[Start PROVIDED RECORDS]

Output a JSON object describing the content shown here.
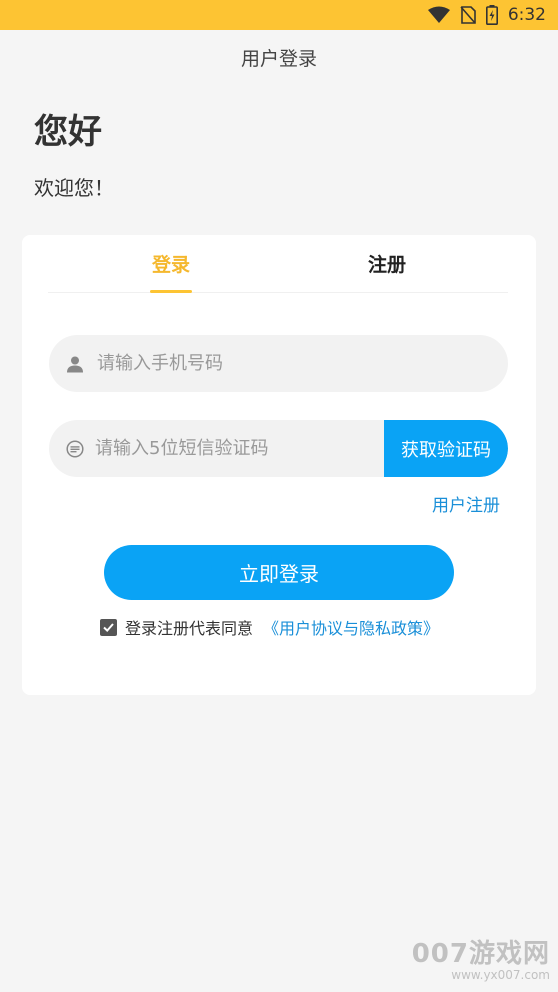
{
  "status_bar": {
    "time": "6:32",
    "icons": [
      "wifi-icon",
      "no-sim-icon",
      "battery-charging-icon"
    ]
  },
  "nav": {
    "title": "用户登录"
  },
  "greeting": {
    "title": "您好",
    "subtitle": "欢迎您！"
  },
  "tabs": [
    {
      "label": "登录",
      "active": true
    },
    {
      "label": "注册",
      "active": false
    }
  ],
  "form": {
    "phone": {
      "placeholder": "请输入手机号码",
      "value": "",
      "icon": "user-icon"
    },
    "code": {
      "placeholder": "请输入5位短信验证码",
      "value": "",
      "icon": "sms-icon"
    },
    "get_code_label": "获取验证码",
    "register_link": "用户注册",
    "login_label": "立即登录",
    "agree_text": "登录注册代表同意",
    "policy_link": "《用户协议与隐私政策》",
    "agree_checked": true
  },
  "watermark": {
    "main": "007游戏网",
    "url": "www.yx007.com"
  },
  "colors": {
    "status_bar": "#fdc433",
    "accent_yellow": "#f5b82e",
    "primary_blue": "#0aa3f5",
    "link_blue": "#1a8fd8",
    "background": "#f5f5f5"
  }
}
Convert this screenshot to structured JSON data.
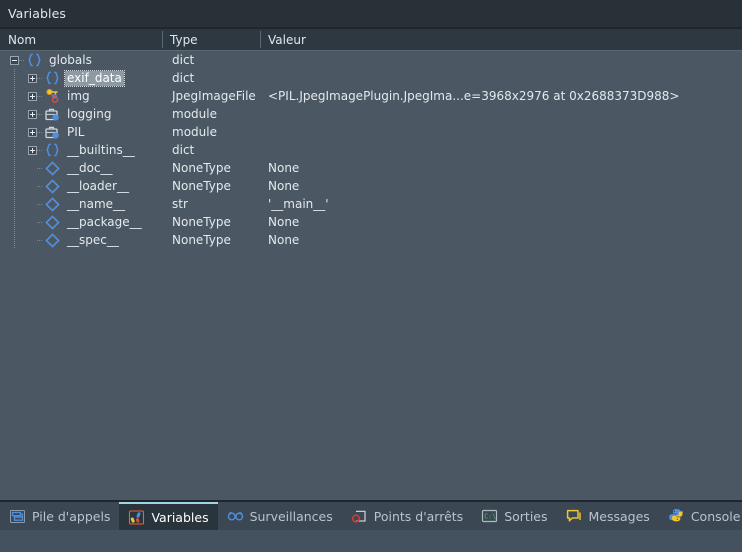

[End PROVIDED RECORDS]

> PROBLEM TO WORK ON
Repeat the lines above exactly, and keep every picture out.

> COMPLETED EXERCISE
Output a JSON object describing the content shown here.
{
  "status_bar": {
    "time": "6:32",
    "icons": [
      "wifi-icon",
      "no-sim-icon",
      "battery-charging-icon"
    ]
  },
  "nav": {
    "title": "用户登录"
  },
  "greeting": {
    "title": "您好",
    "subtitle": "欢迎您！"
  },
  "tabs": [
    {
      "label": "登录",
      "active": true
    },
    {
      "label": "注册",
      "active": false
    }
  ],
  "form": {
    "phone": {
      "placeholder": "请输入手机号码",
      "value": "",
      "icon": "user-icon"
    },
    "code": {
      "placeholder": "请输入5位短信验证码",
      "value": "",
      "icon": "sms-icon"
    },
    "get_code_label": "获取验证码",
    "register_link": "用户注册",
    "login_label": "立即登录",
    "agree_text": "登录注册代表同意",
    "policy_link": "《用户协议与隐私政策》",
    "agree_checked": true
  },
  "watermark": {
    "main": "007游戏网",
    "url": "www.yx007.com"
  },
  "colors": {
    "status_bar": "#fdc433",
    "accent_yellow": "#f5b82e",
    "primary_blue": "#0aa3f5",
    "link_blue": "#1a8fd8",
    "background": "#f5f5f5"
  }
}
Convert this screenshot to structured JSON data.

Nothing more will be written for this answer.